** Start Records for the task **
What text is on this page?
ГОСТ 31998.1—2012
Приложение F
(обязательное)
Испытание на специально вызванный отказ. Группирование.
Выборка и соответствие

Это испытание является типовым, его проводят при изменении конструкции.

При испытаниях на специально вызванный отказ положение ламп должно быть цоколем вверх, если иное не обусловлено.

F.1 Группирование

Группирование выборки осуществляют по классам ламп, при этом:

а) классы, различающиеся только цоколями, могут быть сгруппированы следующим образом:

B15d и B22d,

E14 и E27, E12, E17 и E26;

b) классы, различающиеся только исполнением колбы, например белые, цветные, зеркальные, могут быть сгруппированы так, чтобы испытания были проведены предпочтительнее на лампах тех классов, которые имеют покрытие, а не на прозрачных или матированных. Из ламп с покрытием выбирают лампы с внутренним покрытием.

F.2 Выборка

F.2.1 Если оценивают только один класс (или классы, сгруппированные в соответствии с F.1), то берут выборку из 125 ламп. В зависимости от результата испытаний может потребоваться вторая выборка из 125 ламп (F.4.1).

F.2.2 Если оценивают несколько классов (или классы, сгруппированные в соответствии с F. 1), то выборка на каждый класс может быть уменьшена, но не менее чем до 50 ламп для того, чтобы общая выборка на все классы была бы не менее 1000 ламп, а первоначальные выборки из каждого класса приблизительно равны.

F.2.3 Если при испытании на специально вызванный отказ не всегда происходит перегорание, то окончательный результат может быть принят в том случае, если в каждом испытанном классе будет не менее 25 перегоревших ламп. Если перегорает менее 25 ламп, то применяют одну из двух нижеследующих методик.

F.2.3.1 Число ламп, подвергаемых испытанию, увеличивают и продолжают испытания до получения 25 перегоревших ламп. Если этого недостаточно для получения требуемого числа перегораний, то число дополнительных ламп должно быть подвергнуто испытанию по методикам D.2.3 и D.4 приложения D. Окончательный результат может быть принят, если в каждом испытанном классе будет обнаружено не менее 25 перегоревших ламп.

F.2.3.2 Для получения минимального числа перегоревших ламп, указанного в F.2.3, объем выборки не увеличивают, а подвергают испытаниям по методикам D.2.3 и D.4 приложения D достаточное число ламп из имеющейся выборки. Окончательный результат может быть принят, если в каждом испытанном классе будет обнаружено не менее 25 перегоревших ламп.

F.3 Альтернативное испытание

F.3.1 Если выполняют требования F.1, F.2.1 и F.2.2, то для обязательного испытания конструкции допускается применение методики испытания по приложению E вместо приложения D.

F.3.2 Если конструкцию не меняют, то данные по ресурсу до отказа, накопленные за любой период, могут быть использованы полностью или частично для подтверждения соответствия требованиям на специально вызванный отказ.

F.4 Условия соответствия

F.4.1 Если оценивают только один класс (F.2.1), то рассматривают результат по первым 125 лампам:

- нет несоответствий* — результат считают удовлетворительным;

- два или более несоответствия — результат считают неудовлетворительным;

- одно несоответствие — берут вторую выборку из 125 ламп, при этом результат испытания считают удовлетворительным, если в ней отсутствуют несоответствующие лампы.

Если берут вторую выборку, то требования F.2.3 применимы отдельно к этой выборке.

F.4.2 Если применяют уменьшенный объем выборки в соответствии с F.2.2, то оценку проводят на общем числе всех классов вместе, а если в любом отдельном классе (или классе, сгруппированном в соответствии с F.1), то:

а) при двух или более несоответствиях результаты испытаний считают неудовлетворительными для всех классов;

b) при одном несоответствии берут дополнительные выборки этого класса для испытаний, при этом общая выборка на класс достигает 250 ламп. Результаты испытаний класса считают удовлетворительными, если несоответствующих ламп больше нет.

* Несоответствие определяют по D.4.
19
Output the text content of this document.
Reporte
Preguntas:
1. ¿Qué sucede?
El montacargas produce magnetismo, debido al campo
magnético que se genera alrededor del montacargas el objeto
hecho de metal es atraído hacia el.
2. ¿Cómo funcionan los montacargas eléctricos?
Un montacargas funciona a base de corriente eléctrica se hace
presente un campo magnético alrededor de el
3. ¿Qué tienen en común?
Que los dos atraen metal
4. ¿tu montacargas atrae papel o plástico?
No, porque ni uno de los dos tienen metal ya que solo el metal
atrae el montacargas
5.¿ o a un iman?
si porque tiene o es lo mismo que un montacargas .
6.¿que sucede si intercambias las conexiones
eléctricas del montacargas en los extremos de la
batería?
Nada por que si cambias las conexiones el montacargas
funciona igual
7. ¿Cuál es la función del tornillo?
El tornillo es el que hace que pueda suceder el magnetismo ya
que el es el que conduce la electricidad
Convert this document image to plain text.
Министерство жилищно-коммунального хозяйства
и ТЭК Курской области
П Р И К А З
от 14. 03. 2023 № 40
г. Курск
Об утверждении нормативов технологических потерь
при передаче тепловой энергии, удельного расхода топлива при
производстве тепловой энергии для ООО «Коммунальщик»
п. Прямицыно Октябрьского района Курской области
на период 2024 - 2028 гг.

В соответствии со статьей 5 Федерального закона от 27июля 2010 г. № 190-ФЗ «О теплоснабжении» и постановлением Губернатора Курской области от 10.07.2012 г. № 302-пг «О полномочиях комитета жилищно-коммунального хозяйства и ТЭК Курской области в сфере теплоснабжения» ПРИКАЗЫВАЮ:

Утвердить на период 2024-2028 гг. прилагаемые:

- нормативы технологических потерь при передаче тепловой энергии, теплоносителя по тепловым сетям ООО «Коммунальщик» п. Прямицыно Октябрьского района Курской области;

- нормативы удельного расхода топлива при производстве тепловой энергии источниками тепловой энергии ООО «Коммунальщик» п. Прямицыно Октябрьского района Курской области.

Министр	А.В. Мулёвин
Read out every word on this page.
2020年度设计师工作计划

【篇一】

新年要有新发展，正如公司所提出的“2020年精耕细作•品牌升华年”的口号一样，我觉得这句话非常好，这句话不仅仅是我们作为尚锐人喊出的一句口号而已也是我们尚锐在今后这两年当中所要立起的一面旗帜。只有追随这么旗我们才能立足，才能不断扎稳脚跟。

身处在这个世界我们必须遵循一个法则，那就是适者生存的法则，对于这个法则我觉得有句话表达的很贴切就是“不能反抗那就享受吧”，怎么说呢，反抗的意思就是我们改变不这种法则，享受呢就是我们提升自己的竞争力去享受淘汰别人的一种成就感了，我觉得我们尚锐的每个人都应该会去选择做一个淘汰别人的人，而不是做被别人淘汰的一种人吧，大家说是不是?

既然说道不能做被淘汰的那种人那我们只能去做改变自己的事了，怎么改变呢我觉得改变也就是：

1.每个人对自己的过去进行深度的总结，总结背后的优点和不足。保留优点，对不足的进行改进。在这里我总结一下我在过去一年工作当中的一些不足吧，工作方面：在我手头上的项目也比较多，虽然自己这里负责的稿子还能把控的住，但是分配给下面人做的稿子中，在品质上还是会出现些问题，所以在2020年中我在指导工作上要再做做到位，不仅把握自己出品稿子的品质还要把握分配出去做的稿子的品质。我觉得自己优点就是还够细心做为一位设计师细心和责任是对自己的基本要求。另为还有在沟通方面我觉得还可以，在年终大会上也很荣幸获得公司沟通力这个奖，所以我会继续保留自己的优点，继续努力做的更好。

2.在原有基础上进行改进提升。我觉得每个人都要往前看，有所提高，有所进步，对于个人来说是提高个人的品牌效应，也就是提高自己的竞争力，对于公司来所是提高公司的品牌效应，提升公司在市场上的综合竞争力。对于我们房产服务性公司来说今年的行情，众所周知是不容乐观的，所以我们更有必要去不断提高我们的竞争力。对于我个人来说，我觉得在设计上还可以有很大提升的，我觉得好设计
** End Records for the task **
Problem details>
Of the lines above, how many contain the word "сгруппированные"? Provide the number and nothing else.

Task result>
2